◆ Short problem ◆
Can you output the material exactly as written, minus any pictures it holds?

◆ Data entries for graphics ◆
——

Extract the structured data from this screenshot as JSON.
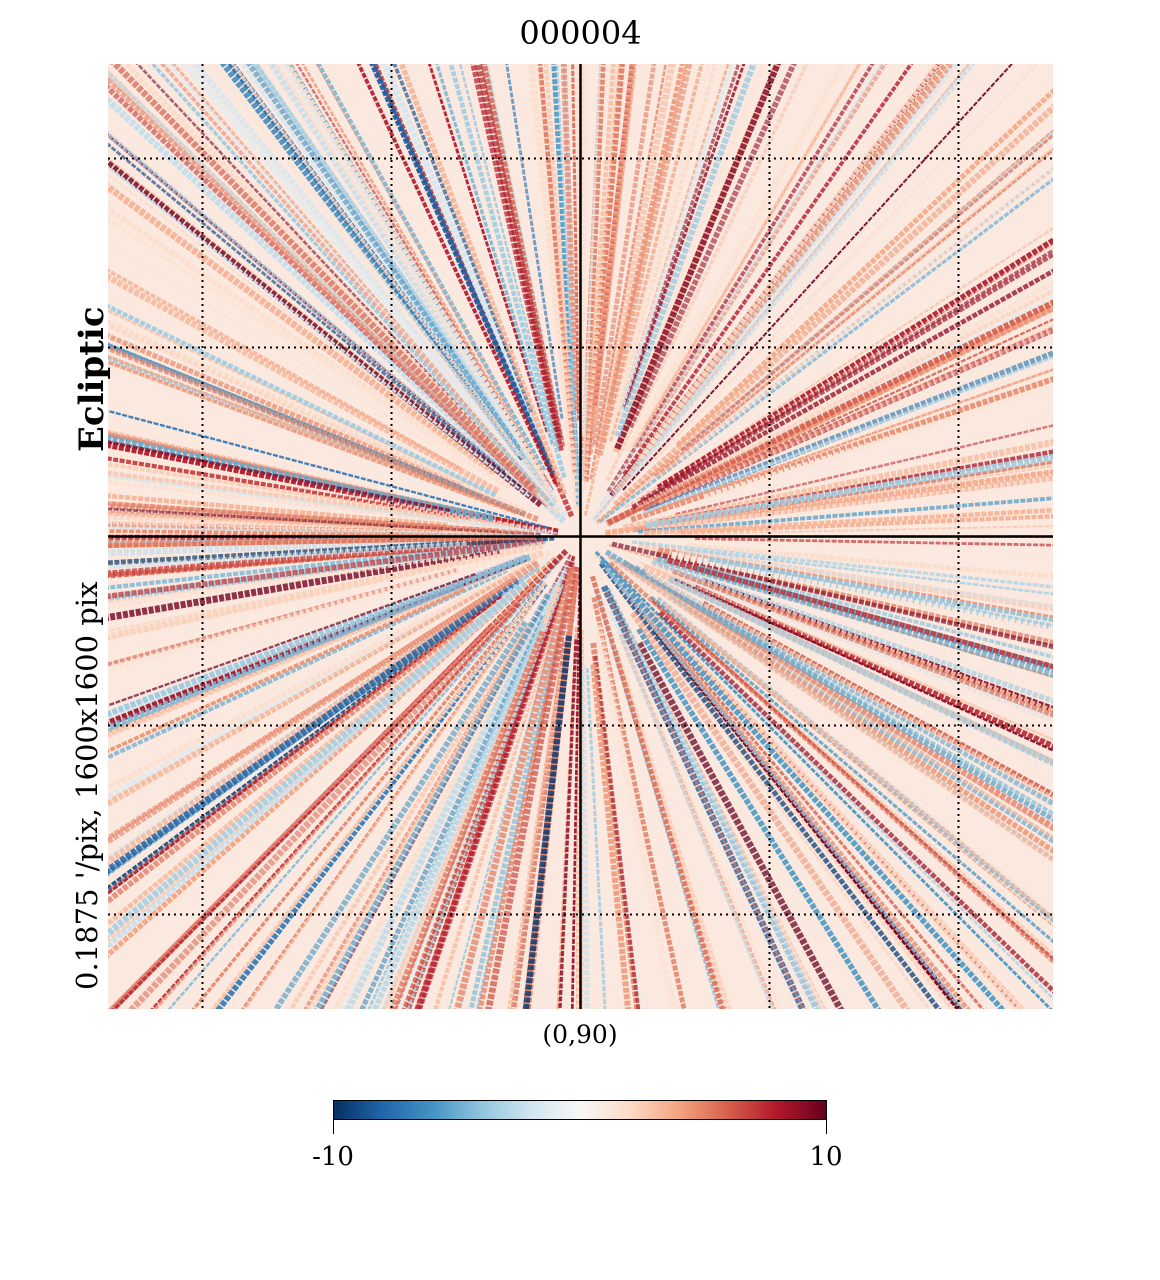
{
  "chart_data": {
    "type": "heatmap",
    "title": "000004",
    "projection_info": "0.1875 '/pix,   1600x1600 pix",
    "coord_system": "Ecliptic",
    "center_label": "(0,90)",
    "colorbar": {
      "min": -10,
      "max": 10,
      "min_label": "-10",
      "max_label": "10",
      "colormap": [
        "#053061",
        "#2166ac",
        "#4393c3",
        "#92c5de",
        "#d1e5f0",
        "#f7f7f7",
        "#fddbc7",
        "#f4a582",
        "#d6604d",
        "#b2182b",
        "#67001f"
      ]
    },
    "graticule": "dotted",
    "crosshair": true,
    "pattern": "radial streaks of mostly positive values around the center point, with a few negative streaks"
  }
}
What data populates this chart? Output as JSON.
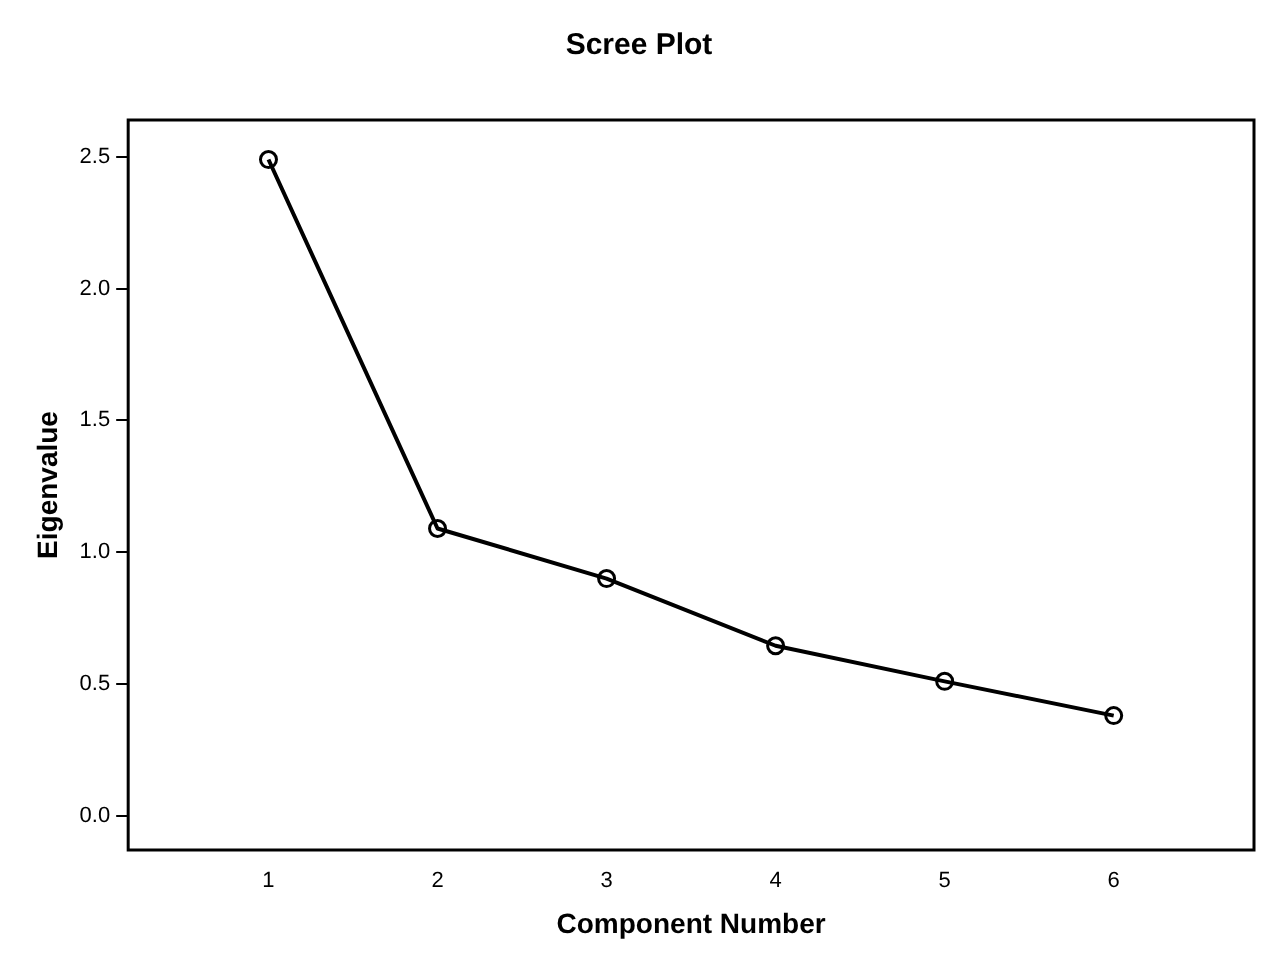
{
  "chart_data": {
    "type": "line",
    "title": "Scree Plot",
    "xlabel": "Component Number",
    "ylabel": "Eigenvalue",
    "x": [
      1,
      2,
      3,
      4,
      5,
      6
    ],
    "series": [
      {
        "color": "#000000",
        "values": [
          2.49,
          1.09,
          0.9,
          0.645,
          0.51,
          0.38
        ]
      }
    ],
    "xlim": [
      0.17,
      6.83
    ],
    "xticks": [
      1,
      2,
      3,
      4,
      5,
      6
    ],
    "ylim": [
      -0.13,
      2.64
    ],
    "yticks": [
      {
        "value": 0,
        "label": "0.0"
      },
      {
        "value": 0.5,
        "label": "0.5"
      },
      {
        "value": 1,
        "label": "1.0"
      },
      {
        "value": 1.5,
        "label": "1.5"
      },
      {
        "value": 2,
        "label": "2.0"
      },
      {
        "value": 2.5,
        "label": "2.5"
      }
    ],
    "grid": false,
    "legend": false,
    "marker": "circle",
    "line_style": "solid"
  }
}
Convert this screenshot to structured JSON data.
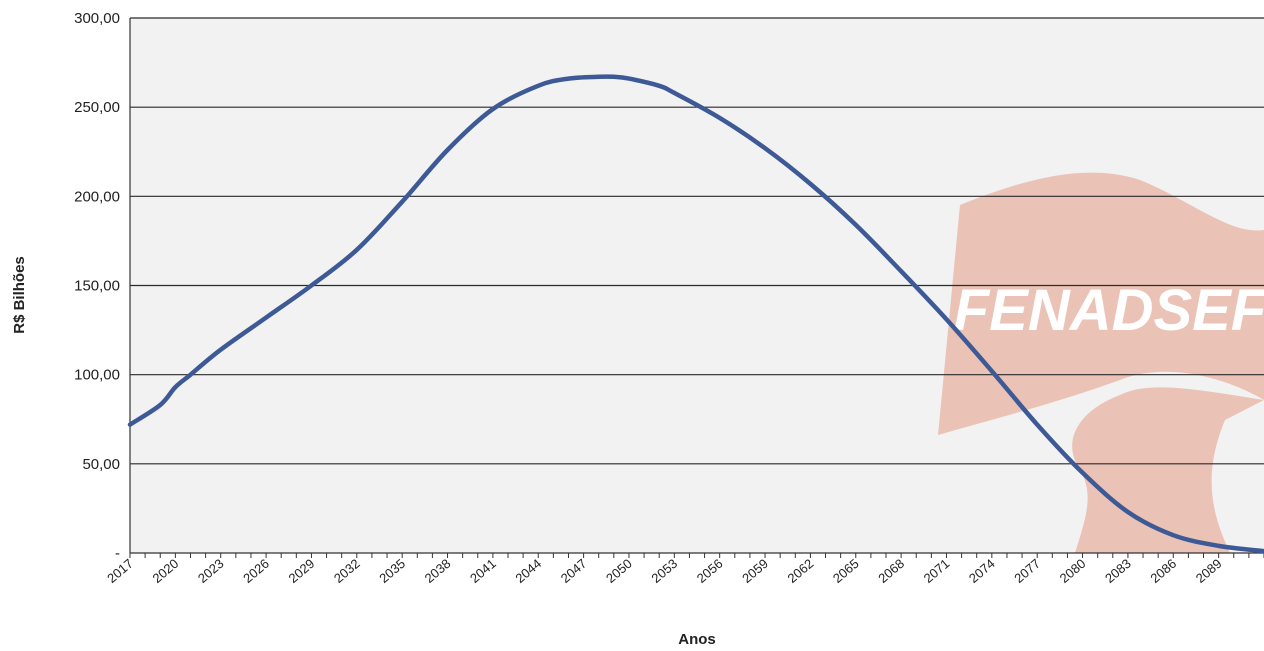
{
  "colors": {
    "plot_background": "#f2f2f2",
    "gridline": "#2a2a2a",
    "axis": "#333333",
    "series_line": "#3d5a96",
    "watermark_flag": "#e8b7a6",
    "watermark_text": "#ffffff"
  },
  "watermark": {
    "text": "FENADSEF",
    "shape": "flag-logo"
  },
  "chart_data": {
    "type": "line",
    "title": "",
    "xlabel": "Anos",
    "ylabel": "R$ Bilhões",
    "ylim": [
      0,
      300
    ],
    "xlim": [
      2017,
      2092
    ],
    "grid": true,
    "legend": "none",
    "y_ticks": [
      0,
      50,
      100,
      150,
      200,
      250,
      300
    ],
    "y_tick_labels": [
      "-",
      "50,00",
      "100,00",
      "150,00",
      "200,00",
      "250,00",
      "300,00"
    ],
    "x_tick_labels": [
      "2017",
      "2020",
      "2023",
      "2026",
      "2029",
      "2032",
      "2035",
      "2038",
      "2041",
      "2044",
      "2047",
      "2050",
      "2053",
      "2056",
      "2059",
      "2062",
      "2065",
      "2068",
      "2071",
      "2074",
      "2077",
      "2080",
      "2083",
      "2086",
      "2089"
    ],
    "series": [
      {
        "x": [
          2017,
          2019,
          2020,
          2021,
          2023,
          2026,
          2029,
          2032,
          2035,
          2038,
          2041,
          2044,
          2046,
          2048,
          2049,
          2050,
          2052,
          2053,
          2056,
          2059,
          2062,
          2065,
          2068,
          2071,
          2074,
          2077,
          2080,
          2083,
          2086,
          2089,
          2092
        ],
        "values": [
          72,
          83,
          93,
          100,
          114,
          132,
          150,
          170,
          197,
          226,
          249,
          262,
          266,
          267,
          267,
          266,
          262,
          258,
          244,
          227,
          207,
          184,
          158,
          131,
          102,
          72,
          45,
          23,
          10,
          4,
          1
        ]
      }
    ]
  }
}
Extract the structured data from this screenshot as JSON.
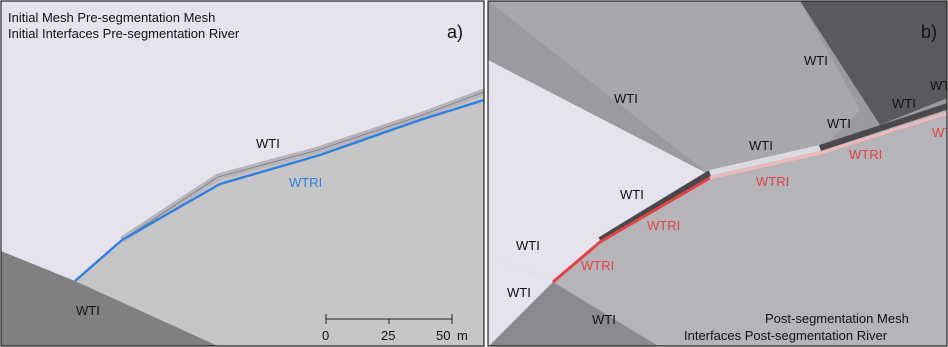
{
  "panel_a": {
    "legend_line1": "Initial Mesh Pre-segmentation Mesh",
    "legend_line2": "Initial Interfaces Pre-segmentation River",
    "panel_letter": "a)",
    "label_wti_top": "WTI",
    "label_wtri": "WTRI",
    "label_wti_bottom": "WTI",
    "scalebar": {
      "ticks": [
        "0",
        "25",
        "50"
      ],
      "unit": "m"
    }
  },
  "panel_b": {
    "panel_letter": "b)",
    "wti_labels": [
      "WTI",
      "WTI",
      "WTI",
      "WTI",
      "WTI",
      "WTI",
      "WTI",
      "WTI",
      "WTI",
      "WTI"
    ],
    "wtri_labels": [
      "WTRI",
      "WTRI",
      "WTRI",
      "WTRI",
      "WTRI"
    ],
    "legend_line1": "Post-segmentation Mesh",
    "legend_line2": "Interfaces Post-segmentation River"
  },
  "colors": {
    "panel_a_light": "#e6e3ef",
    "panel_a_medium": "#c6c6c8",
    "panel_a_dark": "#808082",
    "river_blue": "#2f7fe0",
    "wti_grey": "#b7b5bb",
    "wtri_red": "#e04545",
    "wtri_pink": "#f0b8bc"
  }
}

——

◆ Exercise answer ◆
Extract the structured data from this screenshot as JSON.
{
  "chart_data": {
    "type": "heatmap",
    "title": "000004",
    "projection_info": "0.1875 '/pix,   1600x1600 pix",
    "coord_system": "Ecliptic",
    "center_label": "(0,90)",
    "colorbar": {
      "min": -10,
      "max": 10,
      "min_label": "-10",
      "max_label": "10",
      "colormap": [
        "#053061",
        "#2166ac",
        "#4393c3",
        "#92c5de",
        "#d1e5f0",
        "#f7f7f7",
        "#fddbc7",
        "#f4a582",
        "#d6604d",
        "#b2182b",
        "#67001f"
      ]
    },
    "graticule": "dotted",
    "crosshair": true,
    "pattern": "radial streaks of mostly positive values around the center point, with a few negative streaks"
  }
}
What data populates this chart? Output as JSON.
{
  "chart_data": {
    "type": "line",
    "title": "Scree Plot",
    "xlabel": "Component Number",
    "ylabel": "Eigenvalue",
    "x": [
      1,
      2,
      3,
      4,
      5,
      6
    ],
    "series": [
      {
        "color": "#000000",
        "values": [
          2.49,
          1.09,
          0.9,
          0.645,
          0.51,
          0.38
        ]
      }
    ],
    "xlim": [
      0.17,
      6.83
    ],
    "xticks": [
      1,
      2,
      3,
      4,
      5,
      6
    ],
    "ylim": [
      -0.13,
      2.64
    ],
    "yticks": [
      {
        "value": 0,
        "label": "0.0"
      },
      {
        "value": 0.5,
        "label": "0.5"
      },
      {
        "value": 1,
        "label": "1.0"
      },
      {
        "value": 1.5,
        "label": "1.5"
      },
      {
        "value": 2,
        "label": "2.0"
      },
      {
        "value": 2.5,
        "label": "2.5"
      }
    ],
    "grid": false,
    "legend": false,
    "marker": "circle",
    "line_style": "solid"
  }
}
Convert this screenshot to structured JSON data.
{
  "colors": {
    "plot_background": "#f2f2f2",
    "gridline": "#2a2a2a",
    "axis": "#333333",
    "series_line": "#3d5a96",
    "watermark_flag": "#e8b7a6",
    "watermark_text": "#ffffff"
  },
  "watermark": {
    "text": "FENADSEF",
    "shape": "flag-logo"
  },
  "chart_data": {
    "type": "line",
    "title": "",
    "xlabel": "Anos",
    "ylabel": "R$ Bilhões",
    "ylim": [
      0,
      300
    ],
    "xlim": [
      2017,
      2092
    ],
    "grid": true,
    "legend": "none",
    "y_ticks": [
      0,
      50,
      100,
      150,
      200,
      250,
      300
    ],
    "y_tick_labels": [
      "-",
      "50,00",
      "100,00",
      "150,00",
      "200,00",
      "250,00",
      "300,00"
    ],
    "x_tick_labels": [
      "2017",
      "2020",
      "2023",
      "2026",
      "2029",
      "2032",
      "2035",
      "2038",
      "2041",
      "2044",
      "2047",
      "2050",
      "2053",
      "2056",
      "2059",
      "2062",
      "2065",
      "2068",
      "2071",
      "2074",
      "2077",
      "2080",
      "2083",
      "2086",
      "2089"
    ],
    "series": [
      {
        "x": [
          2017,
          2019,
          2020,
          2021,
          2023,
          2026,
          2029,
          2032,
          2035,
          2038,
          2041,
          2044,
          2046,
          2048,
          2049,
          2050,
          2052,
          2053,
          2056,
          2059,
          2062,
          2065,
          2068,
          2071,
          2074,
          2077,
          2080,
          2083,
          2086,
          2089,
          2092
        ],
        "values": [
          72,
          83,
          93,
          100,
          114,
          132,
          150,
          170,
          197,
          226,
          249,
          262,
          266,
          267,
          267,
          266,
          262,
          258,
          244,
          227,
          207,
          184,
          158,
          131,
          102,
          72,
          45,
          23,
          10,
          4,
          1
        ]
      }
    ]
  }
}
Extract the structured data from this screenshot as JSON.
{
  "panel_a": {
    "legend_line1": "Initial Mesh Pre-segmentation Mesh",
    "legend_line2": "Initial Interfaces Pre-segmentation River",
    "panel_letter": "a)",
    "label_wti_top": "WTI",
    "label_wtri": "WTRI",
    "label_wti_bottom": "WTI",
    "scalebar": {
      "ticks": [
        "0",
        "25",
        "50"
      ],
      "unit": "m"
    }
  },
  "panel_b": {
    "panel_letter": "b)",
    "wti_labels": [
      "WTI",
      "WTI",
      "WTI",
      "WTI",
      "WTI",
      "WTI",
      "WTI",
      "WTI",
      "WTI",
      "WTI"
    ],
    "wtri_labels": [
      "WTRI",
      "WTRI",
      "WTRI",
      "WTRI",
      "WTRI"
    ],
    "legend_line1": "Post-segmentation Mesh",
    "legend_line2": "Interfaces Post-segmentation River"
  },
  "colors": {
    "panel_a_light": "#e6e3ef",
    "panel_a_medium": "#c6c6c8",
    "panel_a_dark": "#808082",
    "river_blue": "#2f7fe0",
    "wti_grey": "#b7b5bb",
    "wtri_red": "#e04545",
    "wtri_pink": "#f0b8bc"
  }
}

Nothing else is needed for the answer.